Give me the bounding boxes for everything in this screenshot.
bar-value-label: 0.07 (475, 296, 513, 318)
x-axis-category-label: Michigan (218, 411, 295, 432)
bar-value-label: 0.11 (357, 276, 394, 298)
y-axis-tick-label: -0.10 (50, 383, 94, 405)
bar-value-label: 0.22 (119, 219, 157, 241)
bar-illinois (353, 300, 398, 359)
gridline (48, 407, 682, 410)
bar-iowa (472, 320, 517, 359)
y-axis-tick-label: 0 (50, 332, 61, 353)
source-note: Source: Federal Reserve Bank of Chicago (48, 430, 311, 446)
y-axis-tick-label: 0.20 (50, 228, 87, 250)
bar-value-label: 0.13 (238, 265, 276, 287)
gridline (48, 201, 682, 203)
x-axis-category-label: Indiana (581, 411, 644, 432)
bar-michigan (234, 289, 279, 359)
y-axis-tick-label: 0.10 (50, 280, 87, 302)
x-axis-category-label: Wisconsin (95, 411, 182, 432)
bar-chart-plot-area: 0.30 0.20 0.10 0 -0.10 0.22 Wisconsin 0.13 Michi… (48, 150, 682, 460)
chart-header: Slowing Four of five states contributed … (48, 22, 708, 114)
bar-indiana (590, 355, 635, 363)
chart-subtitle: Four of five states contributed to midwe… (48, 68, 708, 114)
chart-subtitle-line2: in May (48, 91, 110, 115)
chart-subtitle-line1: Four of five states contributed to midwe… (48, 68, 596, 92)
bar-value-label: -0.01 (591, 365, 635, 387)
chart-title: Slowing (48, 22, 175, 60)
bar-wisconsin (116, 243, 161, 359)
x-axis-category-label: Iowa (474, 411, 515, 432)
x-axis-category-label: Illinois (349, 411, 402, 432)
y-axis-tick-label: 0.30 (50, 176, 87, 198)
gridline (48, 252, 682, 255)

----------

- [Aim]
Update the material above by changing every "bar-value-label" to "data-label", leaving the rest of each line unchanged.

- [Right answer]
Give me the bounding boxes for everything in this screenshot.
data-label: 0.07 (475, 296, 513, 318)
x-axis-category-label: Michigan (218, 411, 295, 432)
data-label: 0.11 (357, 276, 394, 298)
y-axis-tick-label: -0.10 (50, 383, 94, 405)
data-label: 0.22 (119, 219, 157, 241)
bar-illinois (353, 300, 398, 359)
gridline (48, 407, 682, 410)
bar-iowa (472, 320, 517, 359)
y-axis-tick-label: 0 (50, 332, 61, 353)
source-note: Source: Federal Reserve Bank of Chicago (48, 430, 311, 446)
y-axis-tick-label: 0.20 (50, 228, 87, 250)
data-label: 0.13 (238, 265, 276, 287)
gridline (48, 201, 682, 203)
x-axis-category-label: Indiana (581, 411, 644, 432)
bar-michigan (234, 289, 279, 359)
y-axis-tick-label: 0.10 (50, 280, 87, 302)
x-axis-category-label: Wisconsin (95, 411, 182, 432)
bar-chart-plot-area: 0.30 0.20 0.10 0 -0.10 0.22 Wisconsin 0.13 Michi… (48, 150, 682, 460)
chart-header: Slowing Four of five states contributed … (48, 22, 708, 114)
bar-indiana (590, 355, 635, 363)
chart-subtitle: Four of five states contributed to midwe… (48, 68, 708, 114)
chart-subtitle-line2: in May (48, 91, 110, 115)
chart-subtitle-line1: Four of five states contributed to midwe… (48, 68, 596, 92)
data-label: -0.01 (591, 365, 635, 387)
chart-title: Slowing (48, 22, 175, 60)
bar-wisconsin (116, 243, 161, 359)
x-axis-category-label: Iowa (474, 411, 515, 432)
x-axis-category-label: Illinois (349, 411, 402, 432)
y-axis-tick-label: 0.30 (50, 176, 87, 198)
gridline (48, 252, 682, 255)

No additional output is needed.